▸ **Stated problem**
Below are entries. Pull out all lines containing "ffffff".

▸ **Task data**

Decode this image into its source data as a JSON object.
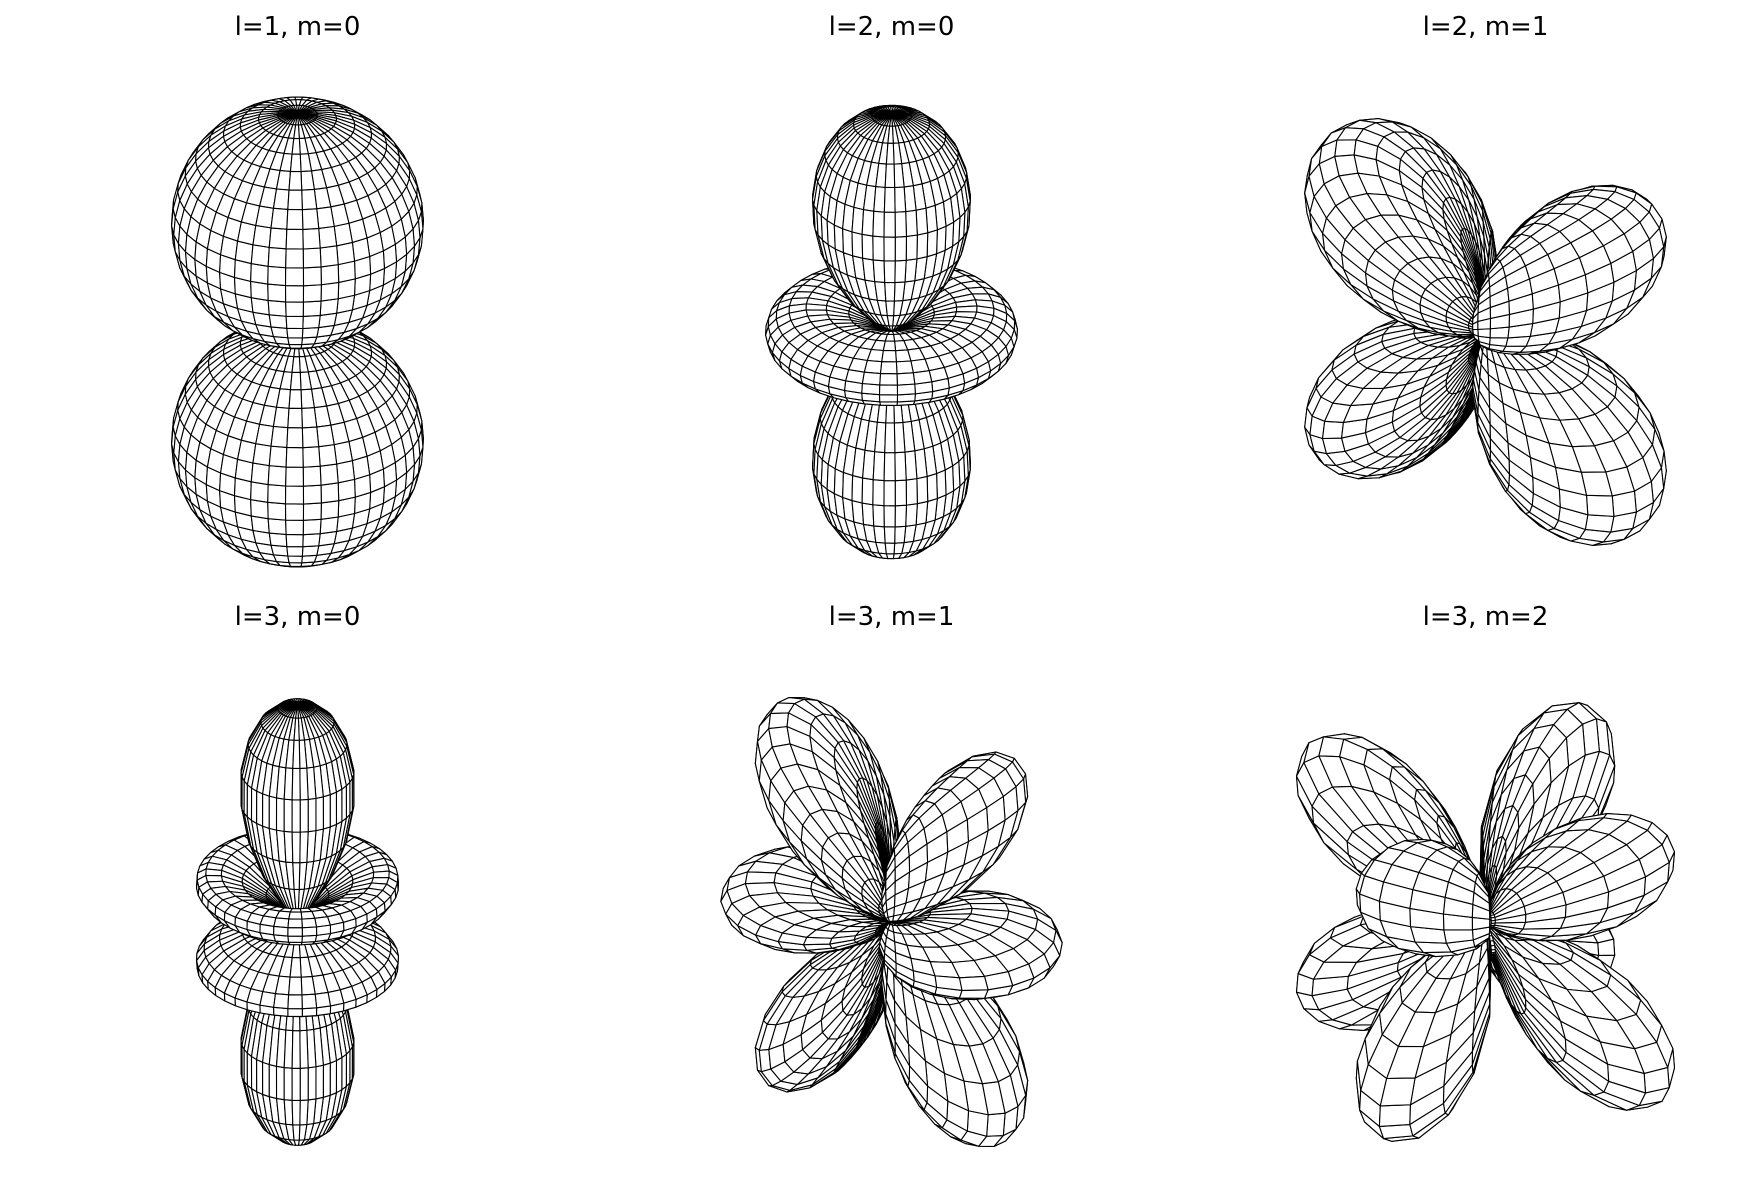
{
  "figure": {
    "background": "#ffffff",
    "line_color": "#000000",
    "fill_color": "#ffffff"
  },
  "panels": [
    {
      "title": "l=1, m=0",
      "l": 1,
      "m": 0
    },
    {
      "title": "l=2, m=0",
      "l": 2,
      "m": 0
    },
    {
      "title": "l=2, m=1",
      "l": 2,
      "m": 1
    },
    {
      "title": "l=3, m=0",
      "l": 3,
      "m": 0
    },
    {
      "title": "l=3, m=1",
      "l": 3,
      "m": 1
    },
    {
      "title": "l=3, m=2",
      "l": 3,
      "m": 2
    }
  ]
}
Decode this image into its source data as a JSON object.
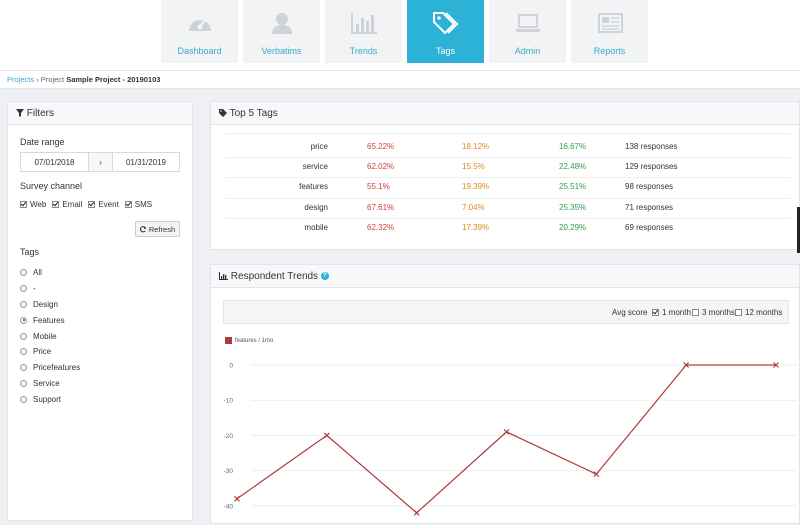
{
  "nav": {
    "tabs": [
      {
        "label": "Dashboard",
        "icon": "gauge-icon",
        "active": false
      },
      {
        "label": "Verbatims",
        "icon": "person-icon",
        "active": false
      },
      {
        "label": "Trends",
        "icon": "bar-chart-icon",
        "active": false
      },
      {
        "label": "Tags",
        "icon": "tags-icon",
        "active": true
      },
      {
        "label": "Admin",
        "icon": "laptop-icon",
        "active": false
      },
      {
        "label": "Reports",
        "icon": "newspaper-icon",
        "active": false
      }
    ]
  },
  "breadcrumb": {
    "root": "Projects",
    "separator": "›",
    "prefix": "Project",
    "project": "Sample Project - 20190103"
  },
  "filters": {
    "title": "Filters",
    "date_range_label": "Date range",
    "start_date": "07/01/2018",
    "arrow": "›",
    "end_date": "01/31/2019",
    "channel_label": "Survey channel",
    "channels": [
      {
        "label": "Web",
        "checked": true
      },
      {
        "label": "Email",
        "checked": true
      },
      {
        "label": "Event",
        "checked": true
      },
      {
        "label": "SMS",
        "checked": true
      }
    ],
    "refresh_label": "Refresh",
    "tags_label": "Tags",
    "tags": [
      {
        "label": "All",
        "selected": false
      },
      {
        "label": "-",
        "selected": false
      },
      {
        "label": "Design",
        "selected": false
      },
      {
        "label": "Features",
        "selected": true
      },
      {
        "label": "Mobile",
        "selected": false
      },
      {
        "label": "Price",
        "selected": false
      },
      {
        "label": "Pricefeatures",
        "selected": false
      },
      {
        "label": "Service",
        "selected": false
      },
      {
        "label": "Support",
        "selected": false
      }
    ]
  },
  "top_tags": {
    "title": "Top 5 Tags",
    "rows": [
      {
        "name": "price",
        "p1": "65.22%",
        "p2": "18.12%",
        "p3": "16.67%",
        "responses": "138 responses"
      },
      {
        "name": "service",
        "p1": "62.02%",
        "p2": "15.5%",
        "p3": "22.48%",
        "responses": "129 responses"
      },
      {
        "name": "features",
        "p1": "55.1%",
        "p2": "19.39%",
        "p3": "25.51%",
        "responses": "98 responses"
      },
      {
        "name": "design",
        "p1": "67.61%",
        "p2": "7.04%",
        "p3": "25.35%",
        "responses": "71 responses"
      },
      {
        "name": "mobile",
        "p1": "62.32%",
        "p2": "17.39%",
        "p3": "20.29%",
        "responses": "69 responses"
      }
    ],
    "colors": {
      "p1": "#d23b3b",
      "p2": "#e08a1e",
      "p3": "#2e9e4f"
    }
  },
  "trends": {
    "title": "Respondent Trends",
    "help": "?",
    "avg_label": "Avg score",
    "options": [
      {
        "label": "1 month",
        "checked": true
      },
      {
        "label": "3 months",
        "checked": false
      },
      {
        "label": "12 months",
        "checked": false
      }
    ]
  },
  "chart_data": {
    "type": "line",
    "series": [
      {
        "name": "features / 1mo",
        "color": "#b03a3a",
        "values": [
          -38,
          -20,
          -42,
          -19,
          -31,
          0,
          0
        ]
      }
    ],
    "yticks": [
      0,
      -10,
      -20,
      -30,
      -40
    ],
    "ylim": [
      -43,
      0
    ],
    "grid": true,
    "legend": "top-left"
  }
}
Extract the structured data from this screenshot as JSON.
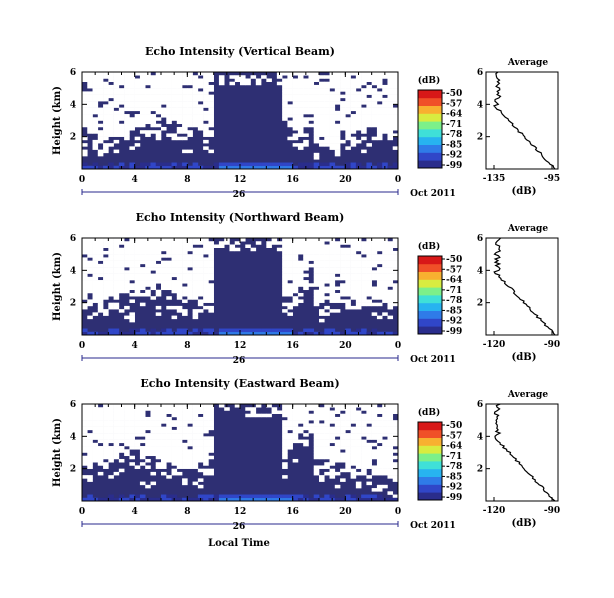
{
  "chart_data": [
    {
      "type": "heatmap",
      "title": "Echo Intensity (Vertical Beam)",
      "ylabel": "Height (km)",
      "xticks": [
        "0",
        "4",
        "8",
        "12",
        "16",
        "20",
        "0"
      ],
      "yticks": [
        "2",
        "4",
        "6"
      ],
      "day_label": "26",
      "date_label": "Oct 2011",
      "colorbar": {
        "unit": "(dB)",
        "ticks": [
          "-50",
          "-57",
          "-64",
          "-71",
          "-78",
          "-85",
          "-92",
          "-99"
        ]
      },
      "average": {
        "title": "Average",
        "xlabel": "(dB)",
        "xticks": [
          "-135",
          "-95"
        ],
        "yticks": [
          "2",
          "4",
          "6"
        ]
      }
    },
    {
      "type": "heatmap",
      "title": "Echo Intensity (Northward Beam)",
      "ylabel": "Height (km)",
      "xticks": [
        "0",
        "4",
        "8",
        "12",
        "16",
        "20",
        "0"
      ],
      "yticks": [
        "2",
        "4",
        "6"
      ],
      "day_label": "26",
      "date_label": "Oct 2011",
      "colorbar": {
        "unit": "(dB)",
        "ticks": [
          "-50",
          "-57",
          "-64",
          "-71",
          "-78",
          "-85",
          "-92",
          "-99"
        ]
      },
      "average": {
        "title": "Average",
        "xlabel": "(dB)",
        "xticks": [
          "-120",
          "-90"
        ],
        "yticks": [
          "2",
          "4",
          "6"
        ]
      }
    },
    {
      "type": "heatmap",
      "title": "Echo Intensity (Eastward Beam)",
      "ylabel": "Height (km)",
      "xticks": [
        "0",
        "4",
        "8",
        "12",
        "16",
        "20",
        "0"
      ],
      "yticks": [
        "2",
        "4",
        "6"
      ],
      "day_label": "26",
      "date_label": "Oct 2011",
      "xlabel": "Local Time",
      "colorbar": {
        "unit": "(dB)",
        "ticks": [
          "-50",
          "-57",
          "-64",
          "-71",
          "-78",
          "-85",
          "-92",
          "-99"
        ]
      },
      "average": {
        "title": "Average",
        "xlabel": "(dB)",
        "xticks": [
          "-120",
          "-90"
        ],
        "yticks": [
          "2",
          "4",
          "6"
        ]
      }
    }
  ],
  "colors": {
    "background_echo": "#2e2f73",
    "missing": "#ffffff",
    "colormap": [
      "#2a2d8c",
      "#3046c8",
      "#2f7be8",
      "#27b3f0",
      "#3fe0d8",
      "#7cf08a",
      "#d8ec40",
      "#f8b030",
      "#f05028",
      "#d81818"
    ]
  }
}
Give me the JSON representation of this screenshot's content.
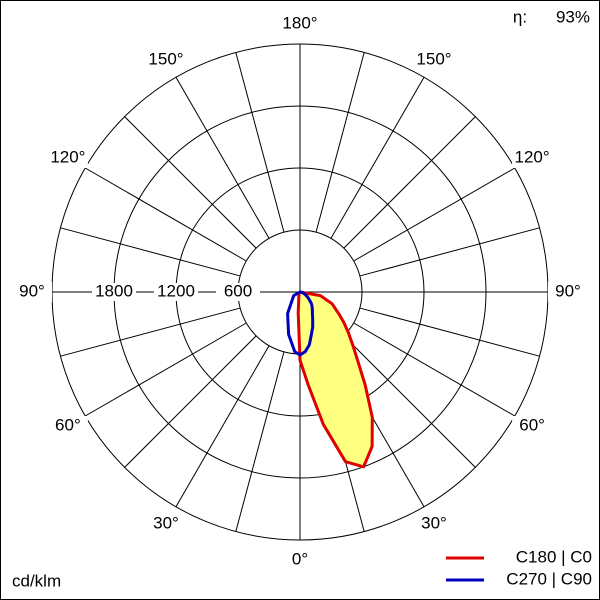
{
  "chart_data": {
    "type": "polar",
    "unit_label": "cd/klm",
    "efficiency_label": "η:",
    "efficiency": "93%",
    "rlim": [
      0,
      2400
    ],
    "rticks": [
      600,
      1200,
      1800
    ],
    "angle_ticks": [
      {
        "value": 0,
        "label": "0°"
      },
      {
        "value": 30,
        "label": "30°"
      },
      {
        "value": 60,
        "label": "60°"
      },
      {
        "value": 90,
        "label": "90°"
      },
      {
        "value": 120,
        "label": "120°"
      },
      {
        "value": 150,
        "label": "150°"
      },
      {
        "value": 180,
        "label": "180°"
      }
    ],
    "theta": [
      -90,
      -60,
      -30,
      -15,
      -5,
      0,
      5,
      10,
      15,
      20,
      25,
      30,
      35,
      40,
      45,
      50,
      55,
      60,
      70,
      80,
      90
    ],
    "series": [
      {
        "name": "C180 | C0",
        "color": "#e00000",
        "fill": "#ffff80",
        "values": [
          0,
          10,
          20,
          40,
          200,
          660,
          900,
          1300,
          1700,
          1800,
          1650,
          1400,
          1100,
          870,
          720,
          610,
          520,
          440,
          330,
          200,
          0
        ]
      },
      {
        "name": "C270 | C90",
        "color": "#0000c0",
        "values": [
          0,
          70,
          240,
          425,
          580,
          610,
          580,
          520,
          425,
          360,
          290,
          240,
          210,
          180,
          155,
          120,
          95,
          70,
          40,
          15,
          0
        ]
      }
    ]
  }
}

▸ **Answer in full**
    "background": "#ffffff",
    "fill_color": "#ffffff"
    "missing": "#ffffff",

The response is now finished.